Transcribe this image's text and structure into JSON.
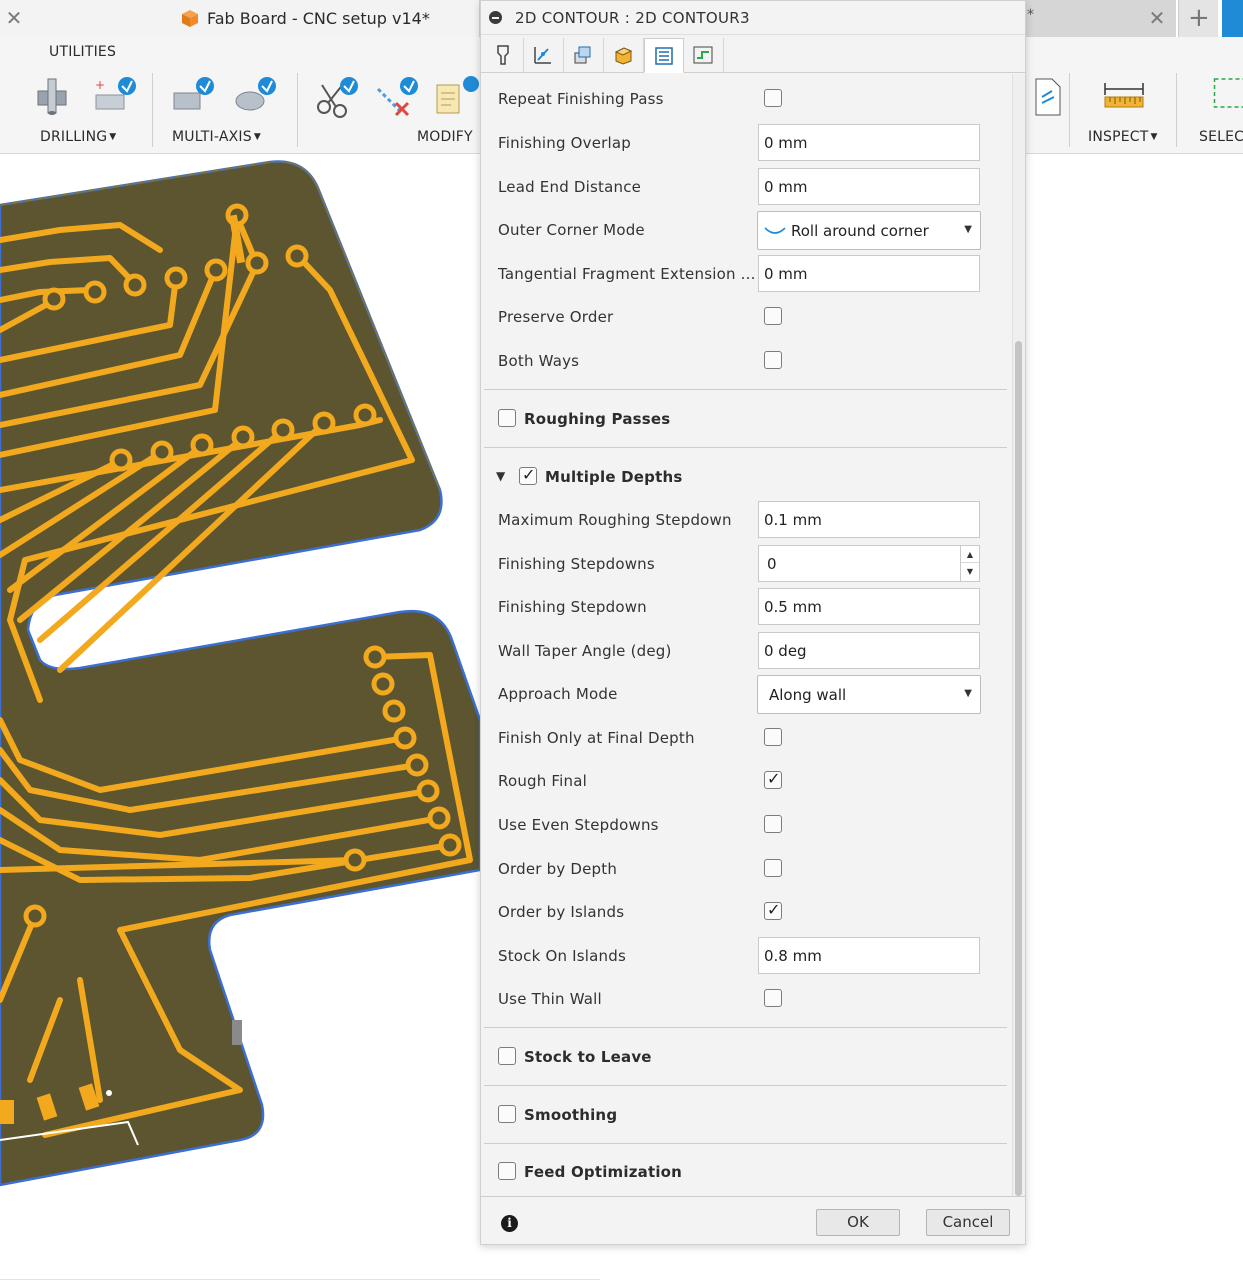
{
  "window": {
    "document_title": "Fab Board - CNC setup v14*",
    "other_tab_suffix": "*"
  },
  "toolbar": {
    "utilities": "UTILITIES",
    "drilling": "DRILLING",
    "multi_axis": "MULTI-AXIS",
    "modify": "MODIFY",
    "inspect": "INSPECT",
    "select": "SELEC"
  },
  "dialog": {
    "title": "2D CONTOUR : 2D CONTOUR3",
    "tabs": [
      "tool",
      "geometry",
      "heights",
      "passes",
      "linking"
    ],
    "rows_top": [
      {
        "label": "Repeat Finishing Pass",
        "type": "checkbox",
        "checked": false
      },
      {
        "label": "Finishing Overlap",
        "type": "input",
        "value": "0 mm"
      },
      {
        "label": "Lead End Distance",
        "type": "input",
        "value": "0 mm"
      },
      {
        "label": "Outer Corner Mode",
        "type": "select",
        "value": "Roll around corner"
      },
      {
        "label": "Tangential Fragment Extension ...",
        "type": "input",
        "value": "0 mm"
      },
      {
        "label": "Preserve Order",
        "type": "checkbox",
        "checked": false
      },
      {
        "label": "Both Ways",
        "type": "checkbox",
        "checked": false
      }
    ],
    "roughing_passes": {
      "label": "Roughing Passes",
      "checked": false
    },
    "multiple_depths": {
      "label": "Multiple Depths",
      "checked": true,
      "rows": [
        {
          "label": "Maximum Roughing Stepdown",
          "type": "input",
          "value": "0.1 mm"
        },
        {
          "label": "Finishing Stepdowns",
          "type": "spinner",
          "value": "0"
        },
        {
          "label": "Finishing Stepdown",
          "type": "input",
          "value": "0.5 mm"
        },
        {
          "label": "Wall Taper Angle (deg)",
          "type": "input",
          "value": "0 deg"
        },
        {
          "label": "Approach Mode",
          "type": "select",
          "value": "Along wall"
        },
        {
          "label": "Finish Only at Final Depth",
          "type": "checkbox",
          "checked": false
        },
        {
          "label": "Rough Final",
          "type": "checkbox",
          "checked": true
        },
        {
          "label": "Use Even Stepdowns",
          "type": "checkbox",
          "checked": false
        },
        {
          "label": "Order by Depth",
          "type": "checkbox",
          "checked": false
        },
        {
          "label": "Order by Islands",
          "type": "checkbox",
          "checked": true
        },
        {
          "label": "Stock On Islands",
          "type": "input",
          "value": "0.8 mm"
        },
        {
          "label": "Use Thin Wall",
          "type": "checkbox",
          "checked": false
        }
      ]
    },
    "stock_to_leave": {
      "label": "Stock to Leave",
      "checked": false
    },
    "smoothing": {
      "label": "Smoothing",
      "checked": false
    },
    "feed_optimization": {
      "label": "Feed Optimization",
      "checked": false
    },
    "ok": "OK",
    "cancel": "Cancel"
  },
  "colors": {
    "board": "#5c5530",
    "board_edge": "#3e3a20",
    "trace": "#f2a91e",
    "board_outline": "#3b6fd1",
    "accent_blue": "#1f8bd7"
  }
}
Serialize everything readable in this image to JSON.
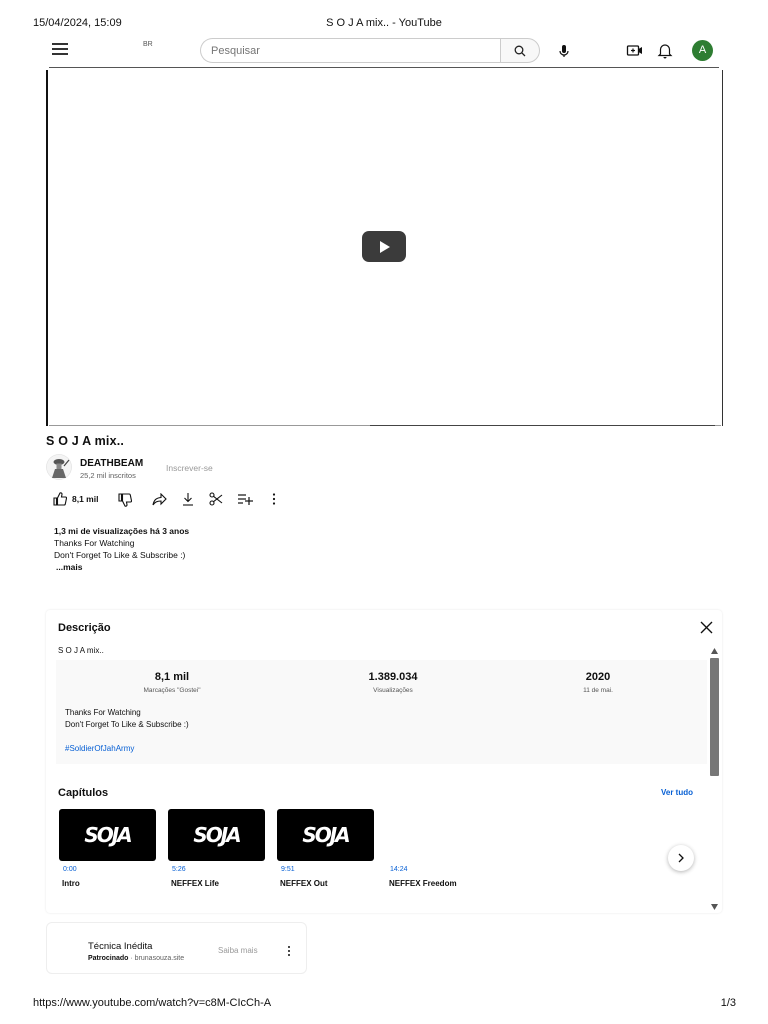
{
  "print": {
    "date": "15/04/2024, 15:09",
    "title": "S O J A mix.. - YouTube",
    "url": "https://www.youtube.com/watch?v=c8M-CIcCh-A",
    "page": "1/3"
  },
  "masthead": {
    "country": "BR",
    "search_placeholder": "Pesquisar",
    "avatar_letter": "A",
    "icons": [
      "menu-icon",
      "search-icon",
      "mic-icon",
      "create-icon",
      "bell-icon"
    ]
  },
  "video": {
    "title": "S O J A mix..",
    "channel_name": "DEATHBEAM",
    "subscribers": "25,2 mil inscritos",
    "subscribe_label": "Inscrever-se",
    "like_count": "8,1 mil",
    "views_line": "1,3 mi de visualizações  há 3 anos",
    "desc_line1": "Thanks For Watching",
    "desc_line2": "Don't Forget To Like & Subscribe :)",
    "more_label": "...mais"
  },
  "description_panel": {
    "title": "Descrição",
    "subtitle": "S O J A mix..",
    "stats": [
      {
        "value": "8,1 mil",
        "label": "Marcações \"Gostei\""
      },
      {
        "value": "1.389.034",
        "label": "Visualizações"
      },
      {
        "value": "2020",
        "label": "11 de mai."
      }
    ],
    "text1": "Thanks For Watching",
    "text2": "Don't Forget To Like & Subscribe :)",
    "hashtag": "#SoldierOfJahArmy",
    "chapters_title": "Capítulos",
    "see_all": "Ver tudo",
    "chapters": [
      {
        "time": "0:00",
        "name": "Intro",
        "thumb_text": "SOJA"
      },
      {
        "time": "5:26",
        "name": "NEFFEX Life",
        "thumb_text": "SOJA"
      },
      {
        "time": "9:51",
        "name": "NEFFEX Out",
        "thumb_text": "SOJA"
      },
      {
        "time": "14:24",
        "name": "NEFFEX Freedom",
        "thumb_text": ""
      }
    ]
  },
  "ad": {
    "title": "Técnica Inédita",
    "sponsored": "Patrocinado",
    "domain": " · brunasouza.site",
    "learn_more": "Saiba mais"
  }
}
────────────────
■ TASK DESCRIPTION: Copy each line of the records above that carries the word "Islands".

■ EXERCISE SOLUTION:
          "label": "Order by Islands",
          "label": "Stock On Islands",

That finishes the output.